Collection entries
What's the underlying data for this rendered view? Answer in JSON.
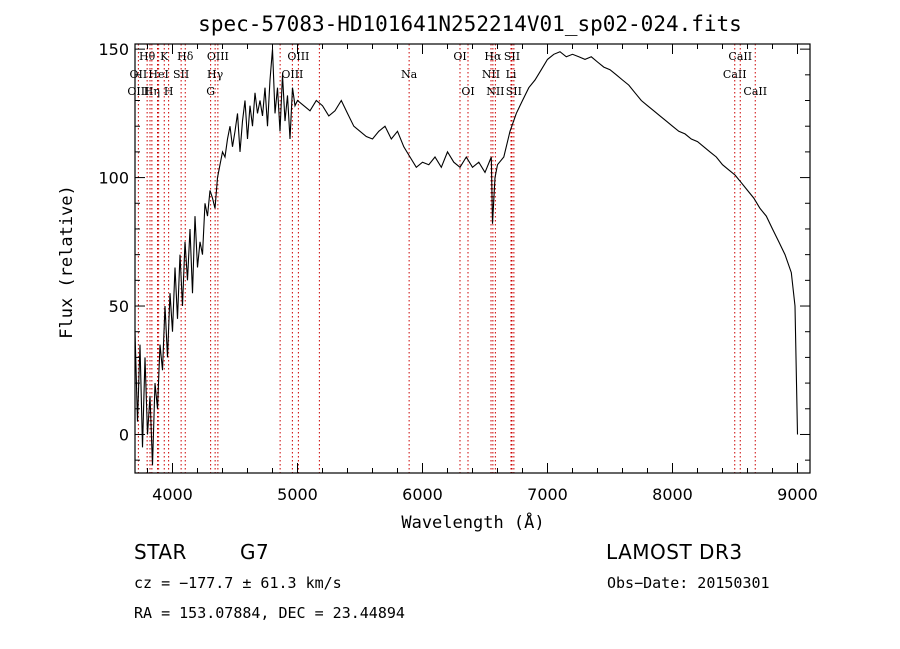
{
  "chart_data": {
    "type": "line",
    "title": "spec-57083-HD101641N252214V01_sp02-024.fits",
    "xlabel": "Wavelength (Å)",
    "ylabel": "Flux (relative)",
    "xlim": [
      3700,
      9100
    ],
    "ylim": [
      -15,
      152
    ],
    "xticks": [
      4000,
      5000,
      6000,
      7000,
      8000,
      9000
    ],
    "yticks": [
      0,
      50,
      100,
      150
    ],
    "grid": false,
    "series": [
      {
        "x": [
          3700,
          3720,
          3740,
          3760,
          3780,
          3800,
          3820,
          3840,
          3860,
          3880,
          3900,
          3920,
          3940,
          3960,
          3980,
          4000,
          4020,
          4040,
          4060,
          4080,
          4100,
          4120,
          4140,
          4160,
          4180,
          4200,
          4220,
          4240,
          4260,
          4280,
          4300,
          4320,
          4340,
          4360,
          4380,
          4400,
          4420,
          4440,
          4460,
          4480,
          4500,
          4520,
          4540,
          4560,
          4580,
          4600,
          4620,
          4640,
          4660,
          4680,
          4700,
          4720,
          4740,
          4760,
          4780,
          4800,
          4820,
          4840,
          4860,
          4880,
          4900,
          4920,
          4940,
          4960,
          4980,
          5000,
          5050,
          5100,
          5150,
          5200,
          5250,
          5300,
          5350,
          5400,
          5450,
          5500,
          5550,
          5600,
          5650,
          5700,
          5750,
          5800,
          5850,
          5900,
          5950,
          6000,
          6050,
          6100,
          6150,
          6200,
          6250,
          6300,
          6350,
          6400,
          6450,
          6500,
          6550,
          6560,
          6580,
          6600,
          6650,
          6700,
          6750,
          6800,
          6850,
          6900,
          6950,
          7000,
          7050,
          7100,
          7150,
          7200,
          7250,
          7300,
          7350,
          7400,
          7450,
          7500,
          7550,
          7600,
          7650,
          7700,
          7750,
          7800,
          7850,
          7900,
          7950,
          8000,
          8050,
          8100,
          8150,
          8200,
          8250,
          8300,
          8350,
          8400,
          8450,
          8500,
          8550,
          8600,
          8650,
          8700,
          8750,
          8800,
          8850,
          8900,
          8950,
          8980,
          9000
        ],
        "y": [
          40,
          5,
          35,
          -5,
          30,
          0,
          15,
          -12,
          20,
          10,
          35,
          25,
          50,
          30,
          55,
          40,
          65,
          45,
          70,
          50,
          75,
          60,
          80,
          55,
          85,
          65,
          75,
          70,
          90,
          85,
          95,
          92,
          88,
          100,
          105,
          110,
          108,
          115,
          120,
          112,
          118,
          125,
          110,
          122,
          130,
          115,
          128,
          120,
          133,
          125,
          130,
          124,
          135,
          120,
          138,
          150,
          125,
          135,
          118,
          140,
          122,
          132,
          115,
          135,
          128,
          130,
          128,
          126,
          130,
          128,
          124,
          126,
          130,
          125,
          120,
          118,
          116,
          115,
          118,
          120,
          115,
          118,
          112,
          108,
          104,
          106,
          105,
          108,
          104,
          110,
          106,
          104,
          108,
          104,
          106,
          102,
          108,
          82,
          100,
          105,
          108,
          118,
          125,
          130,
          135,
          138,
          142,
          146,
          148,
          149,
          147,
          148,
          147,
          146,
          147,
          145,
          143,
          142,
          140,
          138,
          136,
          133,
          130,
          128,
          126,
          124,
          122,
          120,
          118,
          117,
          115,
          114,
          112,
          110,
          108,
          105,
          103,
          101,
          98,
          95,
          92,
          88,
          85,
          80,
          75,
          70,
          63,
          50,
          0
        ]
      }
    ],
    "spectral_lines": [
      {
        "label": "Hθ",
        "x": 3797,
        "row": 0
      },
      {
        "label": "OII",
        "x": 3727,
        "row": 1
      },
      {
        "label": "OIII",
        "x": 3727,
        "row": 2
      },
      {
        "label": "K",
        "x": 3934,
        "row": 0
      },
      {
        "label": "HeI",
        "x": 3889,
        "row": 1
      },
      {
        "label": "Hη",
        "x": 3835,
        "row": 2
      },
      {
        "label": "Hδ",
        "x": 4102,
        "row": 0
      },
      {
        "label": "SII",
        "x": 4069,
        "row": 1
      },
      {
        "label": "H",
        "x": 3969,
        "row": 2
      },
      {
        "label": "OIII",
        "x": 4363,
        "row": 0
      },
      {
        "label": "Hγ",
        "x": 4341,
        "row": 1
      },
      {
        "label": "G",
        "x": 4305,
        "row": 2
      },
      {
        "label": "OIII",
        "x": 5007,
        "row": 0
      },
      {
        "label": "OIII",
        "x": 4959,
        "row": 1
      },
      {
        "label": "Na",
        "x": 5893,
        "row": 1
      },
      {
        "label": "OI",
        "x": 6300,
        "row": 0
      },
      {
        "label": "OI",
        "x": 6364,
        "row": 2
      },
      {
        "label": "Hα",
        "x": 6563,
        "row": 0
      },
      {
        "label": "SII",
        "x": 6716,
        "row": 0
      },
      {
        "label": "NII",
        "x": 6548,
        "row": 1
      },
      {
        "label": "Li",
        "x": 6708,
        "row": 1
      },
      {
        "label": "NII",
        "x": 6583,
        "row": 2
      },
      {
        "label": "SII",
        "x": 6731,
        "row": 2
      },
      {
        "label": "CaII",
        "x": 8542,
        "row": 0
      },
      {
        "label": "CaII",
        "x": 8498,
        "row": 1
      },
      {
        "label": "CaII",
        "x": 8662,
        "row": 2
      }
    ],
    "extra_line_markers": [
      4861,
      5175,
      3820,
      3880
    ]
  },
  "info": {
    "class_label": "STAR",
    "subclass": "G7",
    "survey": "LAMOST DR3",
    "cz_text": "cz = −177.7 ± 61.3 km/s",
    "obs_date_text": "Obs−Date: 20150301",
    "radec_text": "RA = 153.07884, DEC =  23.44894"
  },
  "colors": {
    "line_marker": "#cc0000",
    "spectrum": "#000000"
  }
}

==

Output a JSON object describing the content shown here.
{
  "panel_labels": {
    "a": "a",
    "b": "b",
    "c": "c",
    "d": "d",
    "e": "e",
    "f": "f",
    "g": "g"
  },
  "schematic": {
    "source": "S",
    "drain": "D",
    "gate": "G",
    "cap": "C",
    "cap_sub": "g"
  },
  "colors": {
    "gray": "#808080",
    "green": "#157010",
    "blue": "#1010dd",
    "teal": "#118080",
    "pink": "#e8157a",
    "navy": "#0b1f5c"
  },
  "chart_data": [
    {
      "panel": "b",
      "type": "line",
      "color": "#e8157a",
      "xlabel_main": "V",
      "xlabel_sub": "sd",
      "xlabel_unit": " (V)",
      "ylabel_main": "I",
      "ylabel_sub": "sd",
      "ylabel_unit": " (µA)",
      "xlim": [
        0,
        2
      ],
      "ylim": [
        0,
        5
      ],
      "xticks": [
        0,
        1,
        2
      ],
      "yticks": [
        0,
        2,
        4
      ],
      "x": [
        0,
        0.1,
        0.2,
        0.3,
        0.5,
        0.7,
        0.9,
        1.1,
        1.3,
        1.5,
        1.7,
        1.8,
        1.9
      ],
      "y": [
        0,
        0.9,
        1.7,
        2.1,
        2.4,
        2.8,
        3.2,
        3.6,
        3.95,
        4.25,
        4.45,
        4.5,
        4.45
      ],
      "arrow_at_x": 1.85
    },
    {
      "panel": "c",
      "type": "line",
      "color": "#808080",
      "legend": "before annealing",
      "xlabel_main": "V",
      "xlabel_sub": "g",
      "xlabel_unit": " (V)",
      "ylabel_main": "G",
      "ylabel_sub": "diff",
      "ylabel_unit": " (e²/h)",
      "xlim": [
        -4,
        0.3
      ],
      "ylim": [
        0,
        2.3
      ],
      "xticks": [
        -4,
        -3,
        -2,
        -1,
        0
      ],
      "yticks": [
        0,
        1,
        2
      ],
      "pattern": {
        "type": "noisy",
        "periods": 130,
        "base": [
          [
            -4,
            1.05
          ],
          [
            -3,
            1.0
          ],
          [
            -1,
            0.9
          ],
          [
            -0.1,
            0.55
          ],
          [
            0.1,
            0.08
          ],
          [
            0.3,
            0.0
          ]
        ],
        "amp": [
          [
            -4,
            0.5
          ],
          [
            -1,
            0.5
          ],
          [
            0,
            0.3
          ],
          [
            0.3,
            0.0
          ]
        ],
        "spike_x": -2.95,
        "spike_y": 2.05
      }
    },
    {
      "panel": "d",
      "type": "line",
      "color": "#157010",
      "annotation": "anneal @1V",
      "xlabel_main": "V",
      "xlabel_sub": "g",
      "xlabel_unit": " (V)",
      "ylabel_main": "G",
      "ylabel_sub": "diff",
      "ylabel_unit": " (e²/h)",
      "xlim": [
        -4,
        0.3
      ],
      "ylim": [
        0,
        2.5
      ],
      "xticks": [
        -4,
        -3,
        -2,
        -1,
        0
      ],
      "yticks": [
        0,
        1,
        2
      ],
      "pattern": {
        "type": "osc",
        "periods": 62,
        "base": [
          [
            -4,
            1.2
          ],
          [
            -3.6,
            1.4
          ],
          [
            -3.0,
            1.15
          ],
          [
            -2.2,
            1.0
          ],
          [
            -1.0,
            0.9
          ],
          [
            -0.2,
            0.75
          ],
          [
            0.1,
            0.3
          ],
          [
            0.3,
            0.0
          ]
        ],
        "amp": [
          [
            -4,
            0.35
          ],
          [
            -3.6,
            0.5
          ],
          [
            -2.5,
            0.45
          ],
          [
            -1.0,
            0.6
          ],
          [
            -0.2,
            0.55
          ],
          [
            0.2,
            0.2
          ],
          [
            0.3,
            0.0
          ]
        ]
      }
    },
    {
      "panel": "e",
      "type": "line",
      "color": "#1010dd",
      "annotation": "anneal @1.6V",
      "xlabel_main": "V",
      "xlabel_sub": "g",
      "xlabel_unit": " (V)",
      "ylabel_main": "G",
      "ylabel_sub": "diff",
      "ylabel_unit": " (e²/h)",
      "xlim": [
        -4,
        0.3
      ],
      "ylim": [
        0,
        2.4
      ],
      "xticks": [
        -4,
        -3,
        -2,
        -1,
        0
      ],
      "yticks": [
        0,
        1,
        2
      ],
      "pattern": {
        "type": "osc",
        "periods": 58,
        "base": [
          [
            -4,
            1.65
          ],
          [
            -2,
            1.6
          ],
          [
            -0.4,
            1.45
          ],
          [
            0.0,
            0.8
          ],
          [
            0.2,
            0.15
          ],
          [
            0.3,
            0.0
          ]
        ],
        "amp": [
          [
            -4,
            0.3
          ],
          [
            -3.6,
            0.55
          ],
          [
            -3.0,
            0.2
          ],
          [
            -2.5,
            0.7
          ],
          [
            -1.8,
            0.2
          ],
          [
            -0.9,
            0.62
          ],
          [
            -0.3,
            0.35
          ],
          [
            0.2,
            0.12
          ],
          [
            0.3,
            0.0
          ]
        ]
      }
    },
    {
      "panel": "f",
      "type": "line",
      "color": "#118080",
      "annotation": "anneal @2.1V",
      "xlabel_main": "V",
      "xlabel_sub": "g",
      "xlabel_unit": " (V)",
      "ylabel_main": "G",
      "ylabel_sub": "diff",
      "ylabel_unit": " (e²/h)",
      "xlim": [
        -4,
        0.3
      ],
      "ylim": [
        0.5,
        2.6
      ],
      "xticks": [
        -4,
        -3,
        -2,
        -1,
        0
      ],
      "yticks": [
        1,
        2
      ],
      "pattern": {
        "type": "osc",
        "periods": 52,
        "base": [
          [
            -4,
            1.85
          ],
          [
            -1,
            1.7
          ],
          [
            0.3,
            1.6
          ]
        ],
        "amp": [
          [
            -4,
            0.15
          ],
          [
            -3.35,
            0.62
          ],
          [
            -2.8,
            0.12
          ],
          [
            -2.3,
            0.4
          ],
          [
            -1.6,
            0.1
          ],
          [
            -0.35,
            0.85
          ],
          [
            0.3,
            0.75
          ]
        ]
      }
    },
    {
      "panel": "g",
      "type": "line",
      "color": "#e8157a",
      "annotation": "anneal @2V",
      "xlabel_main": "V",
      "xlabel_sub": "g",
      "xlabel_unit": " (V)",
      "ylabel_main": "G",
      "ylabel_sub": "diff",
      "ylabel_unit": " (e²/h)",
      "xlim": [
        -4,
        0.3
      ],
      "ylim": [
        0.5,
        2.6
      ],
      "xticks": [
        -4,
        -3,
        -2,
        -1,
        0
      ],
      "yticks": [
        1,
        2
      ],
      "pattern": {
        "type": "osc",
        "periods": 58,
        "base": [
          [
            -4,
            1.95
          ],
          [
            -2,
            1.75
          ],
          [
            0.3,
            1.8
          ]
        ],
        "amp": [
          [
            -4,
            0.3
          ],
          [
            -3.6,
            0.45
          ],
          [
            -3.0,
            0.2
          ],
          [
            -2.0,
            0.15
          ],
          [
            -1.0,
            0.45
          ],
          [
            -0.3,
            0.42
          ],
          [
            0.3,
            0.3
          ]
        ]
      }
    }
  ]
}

---

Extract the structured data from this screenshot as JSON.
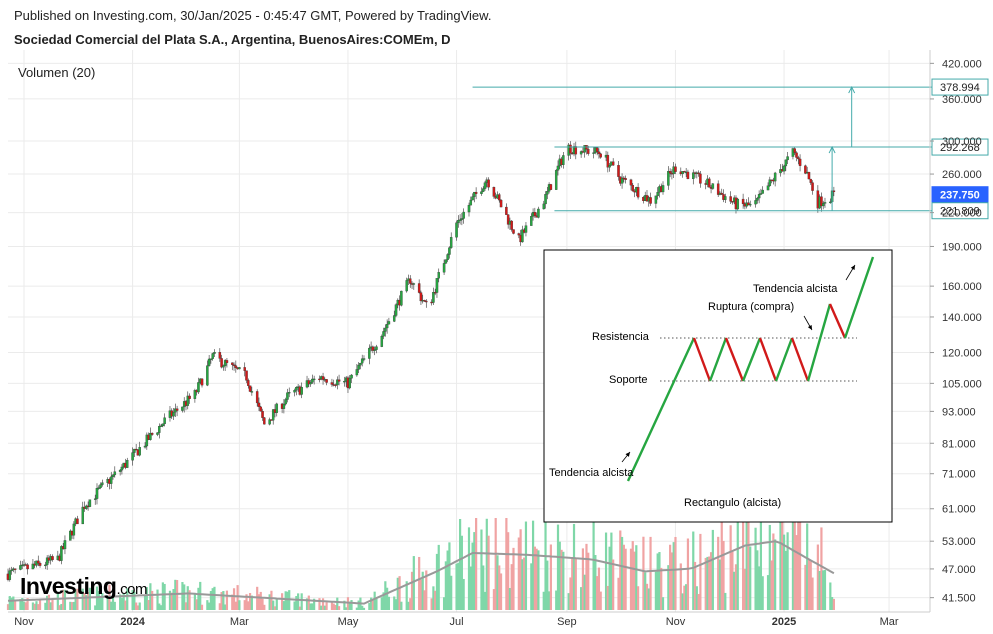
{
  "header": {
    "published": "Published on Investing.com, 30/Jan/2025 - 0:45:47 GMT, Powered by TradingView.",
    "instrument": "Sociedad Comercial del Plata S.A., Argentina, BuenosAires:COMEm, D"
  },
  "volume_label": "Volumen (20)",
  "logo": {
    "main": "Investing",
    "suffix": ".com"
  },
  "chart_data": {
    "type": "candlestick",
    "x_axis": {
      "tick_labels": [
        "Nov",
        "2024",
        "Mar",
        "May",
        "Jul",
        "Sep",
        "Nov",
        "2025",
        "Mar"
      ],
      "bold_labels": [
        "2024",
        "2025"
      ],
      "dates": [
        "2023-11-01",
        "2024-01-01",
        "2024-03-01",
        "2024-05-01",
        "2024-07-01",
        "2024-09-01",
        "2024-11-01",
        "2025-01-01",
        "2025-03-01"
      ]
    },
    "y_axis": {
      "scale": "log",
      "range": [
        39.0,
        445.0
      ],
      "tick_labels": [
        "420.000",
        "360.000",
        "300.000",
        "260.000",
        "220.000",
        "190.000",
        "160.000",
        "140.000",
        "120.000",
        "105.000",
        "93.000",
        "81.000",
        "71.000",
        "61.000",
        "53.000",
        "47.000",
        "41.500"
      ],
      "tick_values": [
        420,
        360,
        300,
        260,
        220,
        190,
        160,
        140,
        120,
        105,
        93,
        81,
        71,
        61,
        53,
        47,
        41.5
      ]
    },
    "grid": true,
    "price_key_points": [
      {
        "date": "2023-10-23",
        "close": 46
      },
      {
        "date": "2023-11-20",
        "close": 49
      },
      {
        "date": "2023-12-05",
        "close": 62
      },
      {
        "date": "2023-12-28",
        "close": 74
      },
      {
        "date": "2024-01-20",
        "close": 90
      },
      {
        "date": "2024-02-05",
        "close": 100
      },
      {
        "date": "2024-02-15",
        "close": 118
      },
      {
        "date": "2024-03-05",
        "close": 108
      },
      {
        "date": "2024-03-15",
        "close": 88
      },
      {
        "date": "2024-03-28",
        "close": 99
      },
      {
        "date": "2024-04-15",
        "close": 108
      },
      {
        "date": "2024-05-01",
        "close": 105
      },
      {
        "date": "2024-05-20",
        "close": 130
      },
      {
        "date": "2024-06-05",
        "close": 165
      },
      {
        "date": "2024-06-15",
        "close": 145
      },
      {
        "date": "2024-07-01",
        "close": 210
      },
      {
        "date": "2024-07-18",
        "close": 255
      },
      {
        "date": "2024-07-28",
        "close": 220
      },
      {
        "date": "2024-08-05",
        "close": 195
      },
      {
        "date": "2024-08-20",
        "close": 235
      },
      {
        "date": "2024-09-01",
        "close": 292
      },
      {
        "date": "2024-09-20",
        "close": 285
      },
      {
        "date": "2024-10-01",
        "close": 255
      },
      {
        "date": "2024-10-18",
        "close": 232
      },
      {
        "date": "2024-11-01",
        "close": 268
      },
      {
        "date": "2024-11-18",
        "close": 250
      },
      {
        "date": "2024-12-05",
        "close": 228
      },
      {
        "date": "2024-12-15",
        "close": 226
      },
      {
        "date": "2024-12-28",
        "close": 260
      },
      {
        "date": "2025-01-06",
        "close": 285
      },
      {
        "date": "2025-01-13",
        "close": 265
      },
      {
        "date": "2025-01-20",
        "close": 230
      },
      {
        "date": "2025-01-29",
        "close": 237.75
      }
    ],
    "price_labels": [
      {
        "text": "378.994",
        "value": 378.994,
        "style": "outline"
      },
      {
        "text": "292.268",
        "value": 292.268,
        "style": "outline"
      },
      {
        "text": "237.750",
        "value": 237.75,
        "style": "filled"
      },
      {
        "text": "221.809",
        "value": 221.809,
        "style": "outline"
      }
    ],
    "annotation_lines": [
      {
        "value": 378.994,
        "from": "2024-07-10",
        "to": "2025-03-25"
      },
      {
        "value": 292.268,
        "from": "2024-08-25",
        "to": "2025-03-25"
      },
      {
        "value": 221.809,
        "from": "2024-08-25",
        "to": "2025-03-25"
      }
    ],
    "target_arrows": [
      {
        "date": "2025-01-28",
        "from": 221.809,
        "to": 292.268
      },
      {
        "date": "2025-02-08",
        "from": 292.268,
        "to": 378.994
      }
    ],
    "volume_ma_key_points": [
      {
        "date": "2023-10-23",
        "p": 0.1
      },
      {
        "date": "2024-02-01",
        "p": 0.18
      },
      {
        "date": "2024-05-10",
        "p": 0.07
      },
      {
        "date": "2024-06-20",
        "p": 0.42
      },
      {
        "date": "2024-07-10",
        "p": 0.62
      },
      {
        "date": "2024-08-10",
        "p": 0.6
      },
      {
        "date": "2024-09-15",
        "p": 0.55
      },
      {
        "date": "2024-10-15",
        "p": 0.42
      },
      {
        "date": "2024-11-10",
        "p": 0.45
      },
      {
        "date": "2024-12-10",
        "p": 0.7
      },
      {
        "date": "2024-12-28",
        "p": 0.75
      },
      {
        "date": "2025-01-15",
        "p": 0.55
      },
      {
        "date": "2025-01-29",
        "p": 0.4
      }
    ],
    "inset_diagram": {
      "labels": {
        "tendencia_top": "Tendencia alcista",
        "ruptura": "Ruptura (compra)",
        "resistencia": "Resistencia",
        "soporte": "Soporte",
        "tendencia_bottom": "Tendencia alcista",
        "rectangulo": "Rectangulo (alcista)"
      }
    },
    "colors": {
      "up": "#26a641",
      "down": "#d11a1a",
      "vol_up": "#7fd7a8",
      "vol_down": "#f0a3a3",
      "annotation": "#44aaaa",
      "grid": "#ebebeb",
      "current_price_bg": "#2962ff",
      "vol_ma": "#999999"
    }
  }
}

# [BRIEF]
Return every line above that contains the word "alcista".

# [EXERCISE RESPONSE]
        "tendencia_top": "Tendencia alcista",
        "tendencia_bottom": "Tendencia alcista",
        "rectangulo": "Rectangulo (alcista)"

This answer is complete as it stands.